Data entries
------

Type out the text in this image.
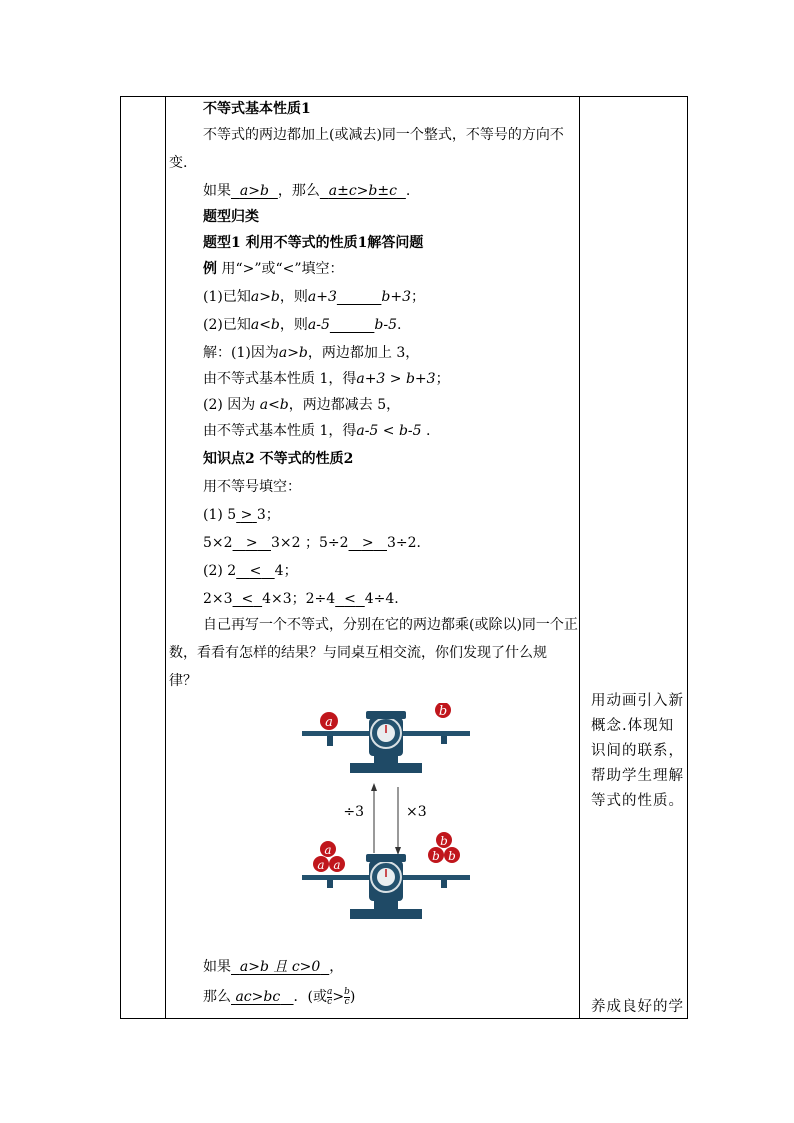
不等式基本性质1
不等式的两边都加上(或减去)同一个整式，不等号的方向不
变.
如果 a>b ，那么 a±c>b±c .
题型归类
题型1 利用不等式的性质1解答问题
例 用“>”或“<”填空：
(1)已知a>b，则a+3	b+3；
(2)已知a<b，则a-5	b-5.
解：(1)因为a>b，两边都加上 3，
由不等式基本性质 1，得a+3 > b+3；
(2) 因为 a<b，两边都减去 5，
由不等式基本性质 1，得a-5 < b-5 .
知识点2 不等式的性质2
用不等号填空：
(1) 5 > 3；
5×2 > 3×2 ；5÷2 > 3÷2．
(2) 2 < 4；
2×3 < 4×3；2÷4 < 4÷4.
自己再写一个不等式，分别在它的两边都乘(或除以)同一个正
数，看看有怎样的结果？与同桌互相交流，你们发现了什么规
律？
a
b
÷3	×3
a
a a
b
b b
如果 a>b 且 c>0 ，
那么 ac>bc ．(或 $\frac{a}{c} > \frac{b}{c}$ )
用动画引入新概念.体现知识间的联系，帮助学生理解等式的性质。
养成良好的学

------

All the records above need to be given again word for word. Skip the pictures.

* **Task answer**
Type out the text in this image.
不等式基本性质1
不等式的两边都加上(或减去)同一个整式，不等号的方向不
变.
如果 a>b ，那么 a±c>b±c .
题型归类
题型1 利用不等式的性质1解答问题
例 用“>”或“<”填空：
(1)已知a>b，则a+3	b+3；
(2)已知a<b，则a-5	b-5.
解：(1)因为a>b，两边都加上 3，
由不等式基本性质 1，得a+3 > b+3；
(2) 因为 a<b，两边都减去 5，
由不等式基本性质 1，得a-5 < b-5 .
知识点2 不等式的性质2
用不等号填空：
(1) 5 > 3；
5×2 > 3×2 ；5÷2 > 3÷2．
(2) 2 < 4；
2×3 < 4×3；2÷4 < 4÷4.
自己再写一个不等式，分别在它的两边都乘(或除以)同一个正
数，看看有怎样的结果？与同桌互相交流，你们发现了什么规
律？
a
b
÷3	×3
a
a a
b
b b
如果 a>b 且 c>0 ，
那么 ac>bc ．(或 $\frac{a}{c} > \frac{b}{c}$ )
用动画引入新概念.体现知识间的联系，帮助学生理解等式的性质。
养成良好的学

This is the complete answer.